▼

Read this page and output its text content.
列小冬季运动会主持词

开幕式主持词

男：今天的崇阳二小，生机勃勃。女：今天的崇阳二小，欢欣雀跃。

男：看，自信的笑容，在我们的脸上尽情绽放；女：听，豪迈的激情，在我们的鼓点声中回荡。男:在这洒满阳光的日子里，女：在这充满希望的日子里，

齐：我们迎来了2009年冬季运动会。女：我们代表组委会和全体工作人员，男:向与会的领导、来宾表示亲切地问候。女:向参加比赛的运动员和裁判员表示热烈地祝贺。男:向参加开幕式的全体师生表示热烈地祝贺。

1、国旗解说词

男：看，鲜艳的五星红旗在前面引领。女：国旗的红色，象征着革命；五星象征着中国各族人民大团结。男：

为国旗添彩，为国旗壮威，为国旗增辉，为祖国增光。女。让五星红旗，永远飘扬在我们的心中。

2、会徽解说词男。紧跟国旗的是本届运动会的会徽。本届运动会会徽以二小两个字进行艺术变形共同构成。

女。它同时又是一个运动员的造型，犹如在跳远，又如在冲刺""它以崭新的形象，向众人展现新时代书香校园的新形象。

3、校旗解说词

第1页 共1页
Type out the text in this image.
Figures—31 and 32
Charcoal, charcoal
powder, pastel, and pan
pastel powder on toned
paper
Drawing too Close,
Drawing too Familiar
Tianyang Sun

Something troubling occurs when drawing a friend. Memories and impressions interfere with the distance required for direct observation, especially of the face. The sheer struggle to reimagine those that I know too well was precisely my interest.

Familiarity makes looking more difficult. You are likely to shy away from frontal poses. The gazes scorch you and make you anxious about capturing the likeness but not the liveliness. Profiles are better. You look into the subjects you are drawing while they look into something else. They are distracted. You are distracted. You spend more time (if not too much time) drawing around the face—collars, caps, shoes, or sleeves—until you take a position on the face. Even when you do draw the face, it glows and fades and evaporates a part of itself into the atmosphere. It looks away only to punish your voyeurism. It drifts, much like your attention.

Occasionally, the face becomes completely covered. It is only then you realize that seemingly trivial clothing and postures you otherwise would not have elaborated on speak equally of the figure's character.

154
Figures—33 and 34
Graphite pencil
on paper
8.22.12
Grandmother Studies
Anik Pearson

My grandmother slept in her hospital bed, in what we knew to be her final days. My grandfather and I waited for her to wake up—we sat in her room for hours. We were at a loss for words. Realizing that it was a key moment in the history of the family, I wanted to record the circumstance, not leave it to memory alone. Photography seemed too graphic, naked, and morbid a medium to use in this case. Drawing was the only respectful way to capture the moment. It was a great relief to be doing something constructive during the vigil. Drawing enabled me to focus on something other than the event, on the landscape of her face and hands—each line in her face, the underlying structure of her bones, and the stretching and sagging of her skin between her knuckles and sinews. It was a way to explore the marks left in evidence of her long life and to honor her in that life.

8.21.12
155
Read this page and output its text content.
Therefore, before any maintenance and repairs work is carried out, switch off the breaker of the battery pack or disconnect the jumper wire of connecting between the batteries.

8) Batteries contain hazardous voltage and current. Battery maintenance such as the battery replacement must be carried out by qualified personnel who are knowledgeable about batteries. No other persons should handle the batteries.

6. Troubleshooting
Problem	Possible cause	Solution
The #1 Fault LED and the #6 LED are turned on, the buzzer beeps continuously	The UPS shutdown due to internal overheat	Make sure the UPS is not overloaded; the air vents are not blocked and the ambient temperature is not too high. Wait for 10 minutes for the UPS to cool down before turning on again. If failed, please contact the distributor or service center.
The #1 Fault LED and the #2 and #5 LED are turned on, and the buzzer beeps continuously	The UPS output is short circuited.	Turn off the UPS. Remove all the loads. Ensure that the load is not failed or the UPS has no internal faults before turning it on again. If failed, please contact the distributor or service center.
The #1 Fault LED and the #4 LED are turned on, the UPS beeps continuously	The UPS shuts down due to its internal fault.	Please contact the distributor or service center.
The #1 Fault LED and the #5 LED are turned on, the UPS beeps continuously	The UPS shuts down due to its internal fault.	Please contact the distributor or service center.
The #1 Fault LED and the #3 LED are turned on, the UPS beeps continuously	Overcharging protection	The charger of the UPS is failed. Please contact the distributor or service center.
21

▲

• REQUIREMENTS: Your task is to transcribe the listing above in full, exactly as given.

• REPLY:
Read this page and output its text content.
列小冬季运动会主持词

开幕式主持词

男：今天的崇阳二小，生机勃勃。女：今天的崇阳二小，欢欣雀跃。

男：看，自信的笑容，在我们的脸上尽情绽放；女：听，豪迈的激情，在我们的鼓点声中回荡。男:在这洒满阳光的日子里，女：在这充满希望的日子里，

齐：我们迎来了2009年冬季运动会。女：我们代表组委会和全体工作人员，男:向与会的领导、来宾表示亲切地问候。女:向参加比赛的运动员和裁判员表示热烈地祝贺。男:向参加开幕式的全体师生表示热烈地祝贺。

1、国旗解说词

男：看，鲜艳的五星红旗在前面引领。女：国旗的红色，象征着革命；五星象征着中国各族人民大团结。男：

为国旗添彩，为国旗壮威，为国旗增辉，为祖国增光。女。让五星红旗，永远飘扬在我们的心中。

2、会徽解说词男。紧跟国旗的是本届运动会的会徽。本届运动会会徽以二小两个字进行艺术变形共同构成。

女。它同时又是一个运动员的造型，犹如在跳远，又如在冲刺""它以崭新的形象，向众人展现新时代书香校园的新形象。

3、校旗解说词

第1页 共1页
Type out the text in this image.
Figures—31 and 32
Charcoal, charcoal
powder, pastel, and pan
pastel powder on toned
paper
Drawing too Close,
Drawing too Familiar
Tianyang Sun

Something troubling occurs when drawing a friend. Memories and impressions interfere with the distance required for direct observation, especially of the face. The sheer struggle to reimagine those that I know too well was precisely my interest.

Familiarity makes looking more difficult. You are likely to shy away from frontal poses. The gazes scorch you and make you anxious about capturing the likeness but not the liveliness. Profiles are better. You look into the subjects you are drawing while they look into something else. They are distracted. You are distracted. You spend more time (if not too much time) drawing around the face—collars, caps, shoes, or sleeves—until you take a position on the face. Even when you do draw the face, it glows and fades and evaporates a part of itself into the atmosphere. It looks away only to punish your voyeurism. It drifts, much like your attention.

Occasionally, the face becomes completely covered. It is only then you realize that seemingly trivial clothing and postures you otherwise would not have elaborated on speak equally of the figure's character.

154
Figures—33 and 34
Graphite pencil
on paper
8.22.12
Grandmother Studies
Anik Pearson

My grandmother slept in her hospital bed, in what we knew to be her final days. My grandfather and I waited for her to wake up—we sat in her room for hours. We were at a loss for words. Realizing that it was a key moment in the history of the family, I wanted to record the circumstance, not leave it to memory alone. Photography seemed too graphic, naked, and morbid a medium to use in this case. Drawing was the only respectful way to capture the moment. It was a great relief to be doing something constructive during the vigil. Drawing enabled me to focus on something other than the event, on the landscape of her face and hands—each line in her face, the underlying structure of her bones, and the stretching and sagging of her skin between her knuckles and sinews. It was a way to explore the marks left in evidence of her long life and to honor her in that life.

8.21.12
155
Read this page and output its text content.
Therefore, before any maintenance and repairs work is carried out, switch off the breaker of the battery pack or disconnect the jumper wire of connecting between the batteries.

8) Batteries contain hazardous voltage and current. Battery maintenance such as the battery replacement must be carried out by qualified personnel who are knowledgeable about batteries. No other persons should handle the batteries.

6. Troubleshooting
Problem	Possible cause	Solution
The #1 Fault LED and the #6 LED are turned on, the buzzer beeps continuously	The UPS shutdown due to internal overheat	Make sure the UPS is not overloaded; the air vents are not blocked and the ambient temperature is not too high. Wait for 10 minutes for the UPS to cool down before turning on again. If failed, please contact the distributor or service center.
The #1 Fault LED and the #2 and #5 LED are turned on, and the buzzer beeps continuously	The UPS output is short circuited.	Turn off the UPS. Remove all the loads. Ensure that the load is not failed or the UPS has no internal faults before turning it on again. If failed, please contact the distributor or service center.
The #1 Fault LED and the #4 LED are turned on, the UPS beeps continuously	The UPS shuts down due to its internal fault.	Please contact the distributor or service center.
The #1 Fault LED and the #5 LED are turned on, the UPS beeps continuously	The UPS shuts down due to its internal fault.	Please contact the distributor or service center.
The #1 Fault LED and the #3 LED are turned on, the UPS beeps continuously	Overcharging protection	The charger of the UPS is failed. Please contact the distributor or service center.
21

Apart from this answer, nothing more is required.